-- START --

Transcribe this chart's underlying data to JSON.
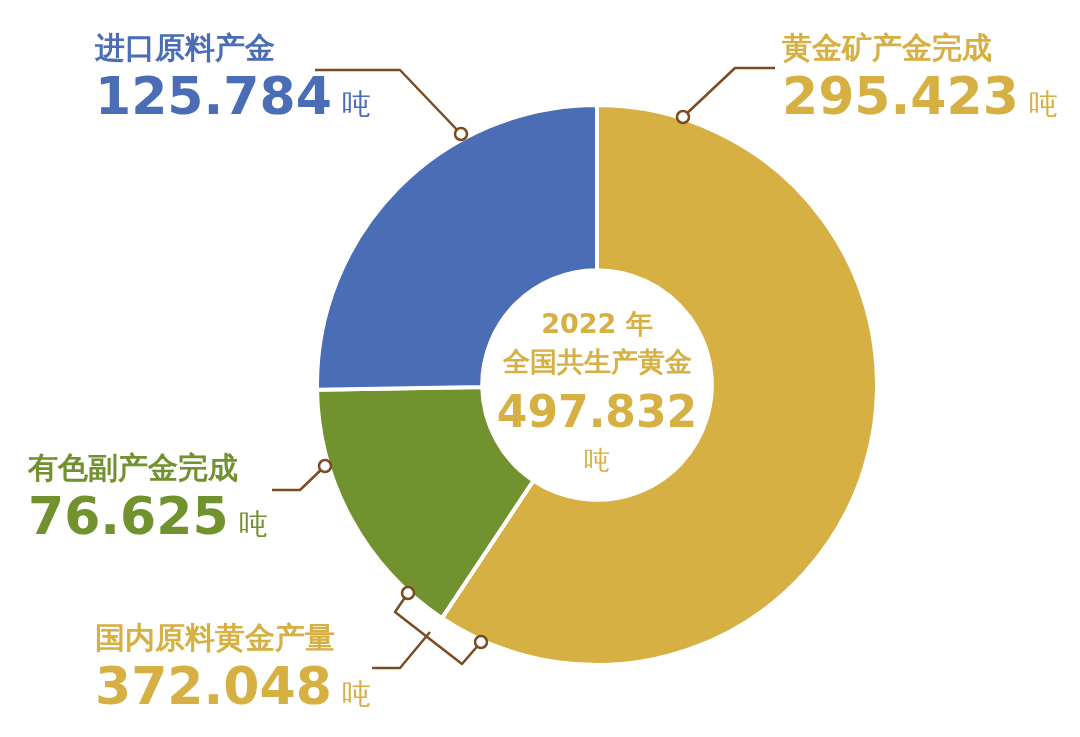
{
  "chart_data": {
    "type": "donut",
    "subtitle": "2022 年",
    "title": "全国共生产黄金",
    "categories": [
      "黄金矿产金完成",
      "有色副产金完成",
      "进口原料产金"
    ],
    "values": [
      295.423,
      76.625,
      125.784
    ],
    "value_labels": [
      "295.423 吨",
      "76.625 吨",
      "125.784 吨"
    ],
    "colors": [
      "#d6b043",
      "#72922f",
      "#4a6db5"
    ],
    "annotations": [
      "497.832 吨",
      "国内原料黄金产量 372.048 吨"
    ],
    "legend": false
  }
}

-- END --
-- START --

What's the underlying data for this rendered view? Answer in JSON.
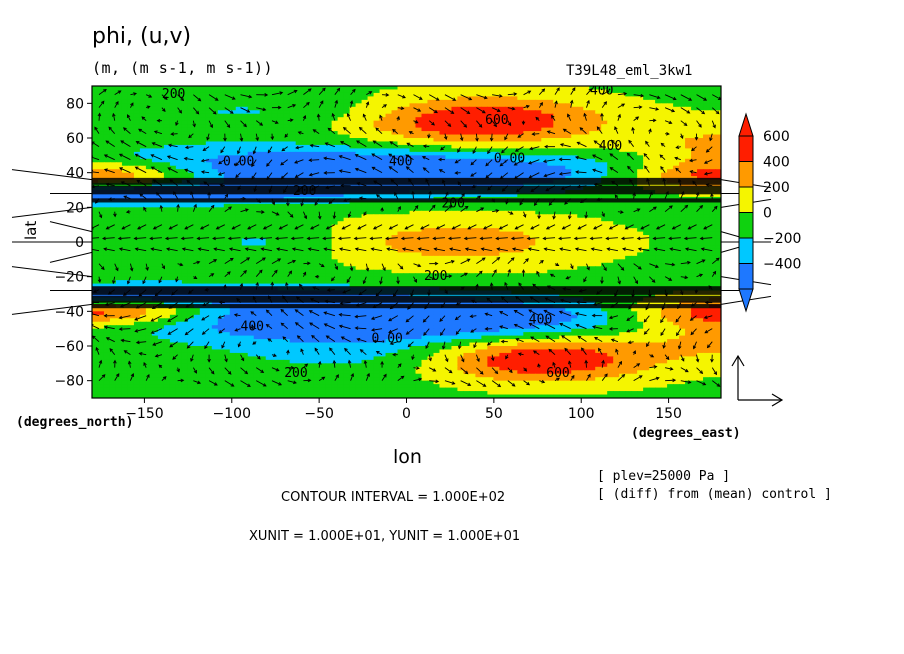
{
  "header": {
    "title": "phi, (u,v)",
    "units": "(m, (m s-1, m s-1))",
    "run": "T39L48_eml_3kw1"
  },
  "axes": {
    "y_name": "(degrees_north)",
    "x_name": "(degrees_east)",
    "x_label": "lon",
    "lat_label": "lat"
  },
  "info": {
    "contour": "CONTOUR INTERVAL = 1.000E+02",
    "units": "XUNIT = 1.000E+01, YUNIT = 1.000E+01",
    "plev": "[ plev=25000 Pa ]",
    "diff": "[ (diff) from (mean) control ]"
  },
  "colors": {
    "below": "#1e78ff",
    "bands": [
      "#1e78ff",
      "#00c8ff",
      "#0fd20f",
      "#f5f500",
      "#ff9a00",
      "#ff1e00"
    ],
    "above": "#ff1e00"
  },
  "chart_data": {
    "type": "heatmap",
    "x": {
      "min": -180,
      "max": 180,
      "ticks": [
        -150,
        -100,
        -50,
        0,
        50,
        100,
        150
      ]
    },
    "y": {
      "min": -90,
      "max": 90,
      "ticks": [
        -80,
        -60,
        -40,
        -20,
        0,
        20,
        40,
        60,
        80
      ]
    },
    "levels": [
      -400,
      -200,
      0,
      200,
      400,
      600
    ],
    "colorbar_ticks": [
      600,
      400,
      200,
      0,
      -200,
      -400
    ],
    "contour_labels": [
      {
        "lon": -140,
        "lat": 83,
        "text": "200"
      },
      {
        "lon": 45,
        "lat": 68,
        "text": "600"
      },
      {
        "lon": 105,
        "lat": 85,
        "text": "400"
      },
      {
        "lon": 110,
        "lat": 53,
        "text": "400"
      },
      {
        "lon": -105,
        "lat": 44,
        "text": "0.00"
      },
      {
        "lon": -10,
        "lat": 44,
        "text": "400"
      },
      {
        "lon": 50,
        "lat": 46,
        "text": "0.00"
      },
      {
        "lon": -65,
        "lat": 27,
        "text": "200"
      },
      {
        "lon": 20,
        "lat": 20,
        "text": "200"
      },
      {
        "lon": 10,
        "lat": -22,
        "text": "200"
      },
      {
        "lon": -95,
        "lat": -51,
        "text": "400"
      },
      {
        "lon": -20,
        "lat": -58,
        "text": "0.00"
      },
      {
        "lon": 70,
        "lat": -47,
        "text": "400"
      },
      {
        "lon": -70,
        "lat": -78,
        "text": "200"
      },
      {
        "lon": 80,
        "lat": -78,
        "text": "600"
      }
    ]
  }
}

-- END --
-- START --

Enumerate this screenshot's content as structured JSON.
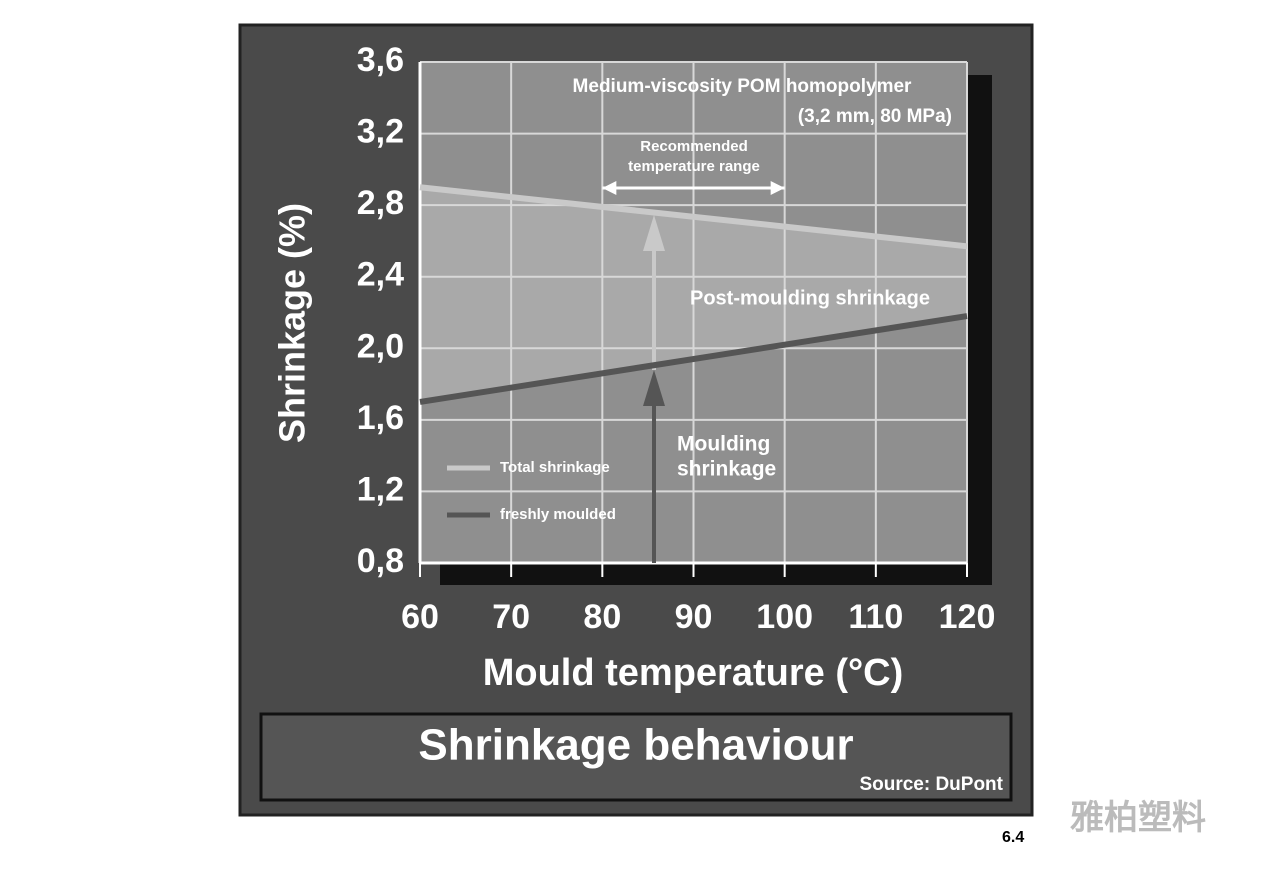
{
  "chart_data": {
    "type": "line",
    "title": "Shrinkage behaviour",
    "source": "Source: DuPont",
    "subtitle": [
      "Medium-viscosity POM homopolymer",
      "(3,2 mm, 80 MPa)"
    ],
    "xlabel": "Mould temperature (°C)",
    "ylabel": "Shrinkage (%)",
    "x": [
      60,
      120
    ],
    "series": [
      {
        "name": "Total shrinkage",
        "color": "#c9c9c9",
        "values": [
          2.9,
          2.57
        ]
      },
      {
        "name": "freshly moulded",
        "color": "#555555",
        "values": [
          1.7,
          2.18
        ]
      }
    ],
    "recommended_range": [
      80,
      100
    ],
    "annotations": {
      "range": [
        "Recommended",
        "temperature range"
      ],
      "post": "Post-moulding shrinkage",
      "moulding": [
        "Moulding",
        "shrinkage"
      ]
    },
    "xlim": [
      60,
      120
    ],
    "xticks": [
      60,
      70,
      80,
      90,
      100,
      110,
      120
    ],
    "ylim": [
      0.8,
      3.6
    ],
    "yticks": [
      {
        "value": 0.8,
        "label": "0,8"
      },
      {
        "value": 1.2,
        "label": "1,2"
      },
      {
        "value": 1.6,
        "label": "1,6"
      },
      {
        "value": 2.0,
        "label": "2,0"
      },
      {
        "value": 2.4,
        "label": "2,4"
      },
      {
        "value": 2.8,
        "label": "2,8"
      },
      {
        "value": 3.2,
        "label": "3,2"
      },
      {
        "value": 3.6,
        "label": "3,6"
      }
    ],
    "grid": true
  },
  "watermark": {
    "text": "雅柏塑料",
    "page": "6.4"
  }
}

-- END --

> [Task prompt]:
Collect each line holding the string "JSON".

> [Response to the exercise]:
Transcribe this chart's underlying data to JSON.
What's the underlying data for this rendered view? Answer in JSON.
Enumerate this screenshot's content as structured JSON.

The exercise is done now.